» **AVAILABLE RECORDS**
★ ★ ★ ★ ★ ★ ★
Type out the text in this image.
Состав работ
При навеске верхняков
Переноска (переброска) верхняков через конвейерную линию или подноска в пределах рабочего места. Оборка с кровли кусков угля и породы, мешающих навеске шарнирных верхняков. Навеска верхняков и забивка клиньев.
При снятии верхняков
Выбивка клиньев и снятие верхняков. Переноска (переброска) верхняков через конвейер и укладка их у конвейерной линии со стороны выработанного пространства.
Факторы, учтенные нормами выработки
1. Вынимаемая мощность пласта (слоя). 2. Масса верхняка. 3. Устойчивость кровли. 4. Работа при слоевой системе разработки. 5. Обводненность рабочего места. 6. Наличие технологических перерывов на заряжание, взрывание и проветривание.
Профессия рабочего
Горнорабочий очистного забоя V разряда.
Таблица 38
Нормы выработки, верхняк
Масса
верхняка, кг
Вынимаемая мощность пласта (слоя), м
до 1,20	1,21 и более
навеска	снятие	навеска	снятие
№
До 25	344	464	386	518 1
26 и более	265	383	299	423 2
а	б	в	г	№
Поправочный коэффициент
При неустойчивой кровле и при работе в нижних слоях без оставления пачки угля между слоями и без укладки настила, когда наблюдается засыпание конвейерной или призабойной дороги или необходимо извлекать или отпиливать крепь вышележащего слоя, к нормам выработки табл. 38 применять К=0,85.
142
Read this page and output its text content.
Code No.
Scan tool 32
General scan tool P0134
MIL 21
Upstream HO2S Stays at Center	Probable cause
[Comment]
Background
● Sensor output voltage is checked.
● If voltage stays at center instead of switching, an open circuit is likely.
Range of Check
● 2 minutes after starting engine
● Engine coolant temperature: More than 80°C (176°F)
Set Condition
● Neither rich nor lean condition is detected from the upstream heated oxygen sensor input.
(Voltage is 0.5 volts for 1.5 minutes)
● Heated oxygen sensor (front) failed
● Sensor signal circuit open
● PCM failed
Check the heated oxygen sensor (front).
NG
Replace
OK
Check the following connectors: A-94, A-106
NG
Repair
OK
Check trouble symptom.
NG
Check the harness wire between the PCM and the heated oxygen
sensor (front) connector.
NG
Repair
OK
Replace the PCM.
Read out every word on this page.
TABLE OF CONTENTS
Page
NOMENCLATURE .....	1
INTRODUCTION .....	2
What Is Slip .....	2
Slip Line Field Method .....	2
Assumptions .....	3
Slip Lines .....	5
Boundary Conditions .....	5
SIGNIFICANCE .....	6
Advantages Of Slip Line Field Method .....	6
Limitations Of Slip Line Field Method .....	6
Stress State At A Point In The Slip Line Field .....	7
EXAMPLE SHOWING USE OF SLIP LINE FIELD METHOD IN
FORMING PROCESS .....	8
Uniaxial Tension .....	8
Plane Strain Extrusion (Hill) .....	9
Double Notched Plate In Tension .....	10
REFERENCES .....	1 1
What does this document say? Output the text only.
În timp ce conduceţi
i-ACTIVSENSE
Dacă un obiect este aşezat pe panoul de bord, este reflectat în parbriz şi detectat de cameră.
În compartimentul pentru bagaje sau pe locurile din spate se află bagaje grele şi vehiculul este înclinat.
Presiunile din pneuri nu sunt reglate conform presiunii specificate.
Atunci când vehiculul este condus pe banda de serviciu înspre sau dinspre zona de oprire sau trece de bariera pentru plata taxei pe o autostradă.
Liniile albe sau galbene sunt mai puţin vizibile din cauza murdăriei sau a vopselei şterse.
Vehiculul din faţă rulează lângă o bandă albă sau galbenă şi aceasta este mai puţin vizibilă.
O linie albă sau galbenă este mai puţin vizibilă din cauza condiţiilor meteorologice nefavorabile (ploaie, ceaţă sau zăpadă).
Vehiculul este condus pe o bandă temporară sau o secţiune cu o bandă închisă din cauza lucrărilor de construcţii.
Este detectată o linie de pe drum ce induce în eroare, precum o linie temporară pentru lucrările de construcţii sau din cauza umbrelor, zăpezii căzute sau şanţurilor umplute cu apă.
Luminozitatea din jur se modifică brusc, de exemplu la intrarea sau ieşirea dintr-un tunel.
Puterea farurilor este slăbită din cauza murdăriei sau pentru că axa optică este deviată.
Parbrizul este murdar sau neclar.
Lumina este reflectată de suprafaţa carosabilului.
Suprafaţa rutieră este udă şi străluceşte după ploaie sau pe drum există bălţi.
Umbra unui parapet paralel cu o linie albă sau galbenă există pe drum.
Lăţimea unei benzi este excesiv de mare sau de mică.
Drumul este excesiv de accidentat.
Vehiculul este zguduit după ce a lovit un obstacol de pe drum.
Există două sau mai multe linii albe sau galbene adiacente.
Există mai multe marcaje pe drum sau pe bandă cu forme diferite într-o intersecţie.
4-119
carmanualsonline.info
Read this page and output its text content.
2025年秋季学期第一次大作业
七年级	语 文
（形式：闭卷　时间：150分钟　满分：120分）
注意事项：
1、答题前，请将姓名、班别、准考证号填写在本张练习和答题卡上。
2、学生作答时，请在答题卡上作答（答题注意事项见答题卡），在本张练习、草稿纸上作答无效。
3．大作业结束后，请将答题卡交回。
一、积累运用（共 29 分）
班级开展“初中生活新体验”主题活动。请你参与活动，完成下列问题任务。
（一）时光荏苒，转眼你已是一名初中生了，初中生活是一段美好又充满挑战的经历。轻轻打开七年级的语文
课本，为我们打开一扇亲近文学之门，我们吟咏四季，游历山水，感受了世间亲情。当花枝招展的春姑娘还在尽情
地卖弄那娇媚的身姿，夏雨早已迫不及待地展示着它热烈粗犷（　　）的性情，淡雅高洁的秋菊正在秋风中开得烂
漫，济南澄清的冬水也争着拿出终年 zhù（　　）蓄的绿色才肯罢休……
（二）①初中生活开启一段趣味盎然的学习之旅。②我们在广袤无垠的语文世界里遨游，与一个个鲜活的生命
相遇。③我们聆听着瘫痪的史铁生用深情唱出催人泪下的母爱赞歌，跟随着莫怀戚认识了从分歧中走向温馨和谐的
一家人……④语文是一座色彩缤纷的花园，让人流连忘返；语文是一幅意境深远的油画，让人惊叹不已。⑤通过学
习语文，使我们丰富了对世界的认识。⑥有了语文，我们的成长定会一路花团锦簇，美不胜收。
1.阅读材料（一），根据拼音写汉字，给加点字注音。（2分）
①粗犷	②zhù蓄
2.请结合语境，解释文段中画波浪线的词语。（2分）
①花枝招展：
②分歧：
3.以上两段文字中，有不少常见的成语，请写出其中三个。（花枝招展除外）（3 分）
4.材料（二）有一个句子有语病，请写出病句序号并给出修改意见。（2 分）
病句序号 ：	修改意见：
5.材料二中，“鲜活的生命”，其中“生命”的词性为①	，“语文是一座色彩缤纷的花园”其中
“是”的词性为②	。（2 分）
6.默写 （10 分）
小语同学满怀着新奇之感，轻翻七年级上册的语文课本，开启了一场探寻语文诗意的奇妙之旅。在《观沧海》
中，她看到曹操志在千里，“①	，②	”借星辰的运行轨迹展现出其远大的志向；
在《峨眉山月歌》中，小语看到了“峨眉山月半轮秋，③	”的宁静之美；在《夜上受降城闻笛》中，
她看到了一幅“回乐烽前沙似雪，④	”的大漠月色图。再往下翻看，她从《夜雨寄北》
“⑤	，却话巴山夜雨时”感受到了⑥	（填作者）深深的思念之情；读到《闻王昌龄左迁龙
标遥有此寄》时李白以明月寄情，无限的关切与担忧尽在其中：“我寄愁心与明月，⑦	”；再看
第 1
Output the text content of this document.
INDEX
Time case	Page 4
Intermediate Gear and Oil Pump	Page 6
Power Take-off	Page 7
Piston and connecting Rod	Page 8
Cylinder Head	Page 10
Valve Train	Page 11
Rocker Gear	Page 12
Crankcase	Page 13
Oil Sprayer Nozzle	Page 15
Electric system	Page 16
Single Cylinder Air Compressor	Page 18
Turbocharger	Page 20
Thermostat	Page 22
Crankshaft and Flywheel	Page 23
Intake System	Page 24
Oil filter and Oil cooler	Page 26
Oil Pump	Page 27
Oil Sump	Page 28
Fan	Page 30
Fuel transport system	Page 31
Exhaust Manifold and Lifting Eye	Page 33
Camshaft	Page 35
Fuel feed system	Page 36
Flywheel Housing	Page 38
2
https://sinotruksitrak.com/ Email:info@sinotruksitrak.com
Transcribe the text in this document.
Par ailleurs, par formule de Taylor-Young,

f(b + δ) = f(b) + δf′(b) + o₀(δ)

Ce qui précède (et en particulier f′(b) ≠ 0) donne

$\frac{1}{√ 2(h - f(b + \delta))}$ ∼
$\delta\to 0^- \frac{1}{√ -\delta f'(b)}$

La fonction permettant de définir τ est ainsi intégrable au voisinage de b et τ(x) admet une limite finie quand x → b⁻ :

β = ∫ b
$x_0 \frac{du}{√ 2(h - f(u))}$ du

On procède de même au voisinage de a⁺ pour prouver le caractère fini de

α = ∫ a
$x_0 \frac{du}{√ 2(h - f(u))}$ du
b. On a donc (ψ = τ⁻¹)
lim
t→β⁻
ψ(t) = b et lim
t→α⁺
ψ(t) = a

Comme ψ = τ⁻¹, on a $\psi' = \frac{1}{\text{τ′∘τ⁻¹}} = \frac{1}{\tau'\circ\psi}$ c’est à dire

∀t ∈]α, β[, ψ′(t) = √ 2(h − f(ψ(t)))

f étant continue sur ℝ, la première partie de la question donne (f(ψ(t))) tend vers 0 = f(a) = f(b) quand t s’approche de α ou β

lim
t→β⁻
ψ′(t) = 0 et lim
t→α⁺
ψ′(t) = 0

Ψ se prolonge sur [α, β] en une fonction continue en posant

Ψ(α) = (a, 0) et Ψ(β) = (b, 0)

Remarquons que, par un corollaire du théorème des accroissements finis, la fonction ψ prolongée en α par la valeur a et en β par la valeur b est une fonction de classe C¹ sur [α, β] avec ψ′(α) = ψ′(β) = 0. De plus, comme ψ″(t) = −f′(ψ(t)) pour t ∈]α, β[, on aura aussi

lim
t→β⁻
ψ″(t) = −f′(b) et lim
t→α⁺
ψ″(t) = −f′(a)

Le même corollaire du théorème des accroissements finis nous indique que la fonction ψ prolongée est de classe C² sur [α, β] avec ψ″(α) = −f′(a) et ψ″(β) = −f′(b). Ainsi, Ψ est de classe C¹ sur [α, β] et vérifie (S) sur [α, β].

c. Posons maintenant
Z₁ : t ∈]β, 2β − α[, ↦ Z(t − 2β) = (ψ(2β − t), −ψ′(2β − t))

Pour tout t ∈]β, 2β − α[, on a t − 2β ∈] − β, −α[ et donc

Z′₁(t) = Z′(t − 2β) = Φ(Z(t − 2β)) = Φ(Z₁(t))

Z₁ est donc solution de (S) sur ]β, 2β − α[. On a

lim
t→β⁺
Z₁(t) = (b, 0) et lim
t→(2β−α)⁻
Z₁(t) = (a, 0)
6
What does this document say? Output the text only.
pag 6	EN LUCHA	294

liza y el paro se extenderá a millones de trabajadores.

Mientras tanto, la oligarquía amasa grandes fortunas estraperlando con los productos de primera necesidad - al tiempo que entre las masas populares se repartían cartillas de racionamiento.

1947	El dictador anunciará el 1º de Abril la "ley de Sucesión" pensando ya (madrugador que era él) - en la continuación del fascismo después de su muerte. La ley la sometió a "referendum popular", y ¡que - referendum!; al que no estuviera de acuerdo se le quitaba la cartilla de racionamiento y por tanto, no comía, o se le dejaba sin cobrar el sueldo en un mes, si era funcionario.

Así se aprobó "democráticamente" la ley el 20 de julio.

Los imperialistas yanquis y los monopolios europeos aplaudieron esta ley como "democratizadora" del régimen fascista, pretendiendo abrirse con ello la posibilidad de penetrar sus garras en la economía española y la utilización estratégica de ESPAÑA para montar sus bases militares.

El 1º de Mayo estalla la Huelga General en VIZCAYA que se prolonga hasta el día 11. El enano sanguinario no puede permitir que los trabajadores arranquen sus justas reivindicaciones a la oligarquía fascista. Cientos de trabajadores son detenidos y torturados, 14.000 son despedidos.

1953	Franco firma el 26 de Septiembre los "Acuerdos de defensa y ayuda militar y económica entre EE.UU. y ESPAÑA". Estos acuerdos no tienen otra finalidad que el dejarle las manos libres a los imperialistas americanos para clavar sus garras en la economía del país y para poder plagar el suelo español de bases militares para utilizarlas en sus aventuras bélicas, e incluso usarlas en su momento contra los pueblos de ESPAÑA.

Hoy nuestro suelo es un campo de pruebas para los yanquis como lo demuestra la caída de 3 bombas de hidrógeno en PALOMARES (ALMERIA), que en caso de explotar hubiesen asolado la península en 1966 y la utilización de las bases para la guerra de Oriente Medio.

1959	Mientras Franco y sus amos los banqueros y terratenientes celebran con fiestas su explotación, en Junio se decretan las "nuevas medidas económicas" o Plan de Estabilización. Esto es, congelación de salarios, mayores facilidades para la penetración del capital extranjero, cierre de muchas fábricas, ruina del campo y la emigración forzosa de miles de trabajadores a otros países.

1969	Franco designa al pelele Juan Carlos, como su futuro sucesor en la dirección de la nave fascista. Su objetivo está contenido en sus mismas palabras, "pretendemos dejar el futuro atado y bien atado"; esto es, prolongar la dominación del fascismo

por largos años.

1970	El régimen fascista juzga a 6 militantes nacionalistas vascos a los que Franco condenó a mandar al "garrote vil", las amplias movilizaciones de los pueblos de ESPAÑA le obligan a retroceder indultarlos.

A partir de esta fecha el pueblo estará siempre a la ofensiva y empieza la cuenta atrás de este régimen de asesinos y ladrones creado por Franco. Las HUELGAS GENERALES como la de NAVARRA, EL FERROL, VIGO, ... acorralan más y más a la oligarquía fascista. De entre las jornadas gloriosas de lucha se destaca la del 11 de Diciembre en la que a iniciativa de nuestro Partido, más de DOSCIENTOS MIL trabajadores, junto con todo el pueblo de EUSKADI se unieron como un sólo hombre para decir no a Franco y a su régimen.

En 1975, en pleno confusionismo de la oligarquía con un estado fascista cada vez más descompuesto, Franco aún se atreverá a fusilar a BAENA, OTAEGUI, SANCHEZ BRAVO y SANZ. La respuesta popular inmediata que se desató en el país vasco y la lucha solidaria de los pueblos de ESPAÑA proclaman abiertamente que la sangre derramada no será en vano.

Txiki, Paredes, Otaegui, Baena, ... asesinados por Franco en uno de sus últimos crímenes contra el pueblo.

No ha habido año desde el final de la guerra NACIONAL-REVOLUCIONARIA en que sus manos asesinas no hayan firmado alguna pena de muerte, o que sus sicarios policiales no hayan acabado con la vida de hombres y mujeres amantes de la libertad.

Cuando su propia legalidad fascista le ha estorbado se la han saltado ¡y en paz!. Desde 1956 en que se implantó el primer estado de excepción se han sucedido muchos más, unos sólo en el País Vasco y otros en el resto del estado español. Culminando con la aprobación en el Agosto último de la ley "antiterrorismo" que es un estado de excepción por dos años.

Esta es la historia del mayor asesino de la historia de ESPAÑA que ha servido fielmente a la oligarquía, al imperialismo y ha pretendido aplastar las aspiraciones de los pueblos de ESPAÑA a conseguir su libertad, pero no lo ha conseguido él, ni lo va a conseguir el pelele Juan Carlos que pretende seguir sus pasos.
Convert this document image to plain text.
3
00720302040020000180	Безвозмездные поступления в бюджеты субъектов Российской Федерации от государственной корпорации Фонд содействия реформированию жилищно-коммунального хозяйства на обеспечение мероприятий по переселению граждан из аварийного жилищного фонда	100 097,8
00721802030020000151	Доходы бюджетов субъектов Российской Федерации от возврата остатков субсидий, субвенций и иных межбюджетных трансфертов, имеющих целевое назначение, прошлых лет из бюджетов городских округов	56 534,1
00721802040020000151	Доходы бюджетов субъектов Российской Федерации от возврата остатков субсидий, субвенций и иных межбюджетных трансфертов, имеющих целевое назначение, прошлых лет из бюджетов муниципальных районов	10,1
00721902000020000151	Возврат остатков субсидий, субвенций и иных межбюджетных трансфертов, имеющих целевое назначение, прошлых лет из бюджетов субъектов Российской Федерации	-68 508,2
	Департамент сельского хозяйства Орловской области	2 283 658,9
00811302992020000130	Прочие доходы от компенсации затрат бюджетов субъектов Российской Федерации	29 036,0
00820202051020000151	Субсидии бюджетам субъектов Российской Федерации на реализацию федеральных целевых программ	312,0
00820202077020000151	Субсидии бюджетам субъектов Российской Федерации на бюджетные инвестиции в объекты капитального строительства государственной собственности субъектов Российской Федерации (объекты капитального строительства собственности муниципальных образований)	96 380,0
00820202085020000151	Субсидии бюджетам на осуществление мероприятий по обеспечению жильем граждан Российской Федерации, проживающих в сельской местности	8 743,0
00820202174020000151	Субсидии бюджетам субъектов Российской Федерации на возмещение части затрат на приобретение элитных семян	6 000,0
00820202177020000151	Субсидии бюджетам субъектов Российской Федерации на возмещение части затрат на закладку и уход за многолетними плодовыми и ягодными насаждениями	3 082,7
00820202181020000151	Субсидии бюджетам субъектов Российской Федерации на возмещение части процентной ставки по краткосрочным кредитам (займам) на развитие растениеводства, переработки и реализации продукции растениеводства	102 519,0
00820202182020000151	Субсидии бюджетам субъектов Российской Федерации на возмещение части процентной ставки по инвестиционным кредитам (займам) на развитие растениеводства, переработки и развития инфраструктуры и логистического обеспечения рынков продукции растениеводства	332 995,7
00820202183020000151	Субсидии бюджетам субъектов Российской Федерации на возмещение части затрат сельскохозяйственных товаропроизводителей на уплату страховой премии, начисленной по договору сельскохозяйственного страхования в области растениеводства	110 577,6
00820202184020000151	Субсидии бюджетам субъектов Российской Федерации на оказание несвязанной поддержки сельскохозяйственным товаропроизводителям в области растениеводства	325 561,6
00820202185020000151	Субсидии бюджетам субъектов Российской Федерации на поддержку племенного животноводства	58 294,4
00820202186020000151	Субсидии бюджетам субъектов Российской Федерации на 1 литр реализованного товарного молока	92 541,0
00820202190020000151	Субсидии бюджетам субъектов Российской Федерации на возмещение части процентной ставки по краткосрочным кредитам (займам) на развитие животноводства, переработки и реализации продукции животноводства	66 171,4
★ ★ ★ ★ ★ ★ ★
» **WHAT YOU ARE ASKED TO DO**
List all lines in the material containing the string "процентной".

» **COMPLETE OUTPUT**
00820202181020000151	Субсидии бюджетам субъектов Российской Федерации на возмещение части процентной ставки по краткосрочным кредитам (займам) на развитие растениеводства, переработки и реализации продукции растениеводства	102 519,0
00820202182020000151	Субсидии бюджетам субъектов Российской Федерации на возмещение части процентной ставки по инвестиционным кредитам (займам) на развитие растениеводства, переработки и развития инфраструктуры и логистического обеспечения рынков продукции растениеводства	332 995,7
00820202190020000151	Субсидии бюджетам субъектов Российской Федерации на возмещение части процентной ставки по краткосрочным кредитам (займам) на развитие животноводства, переработки и реализации продукции животноводства	66 171,4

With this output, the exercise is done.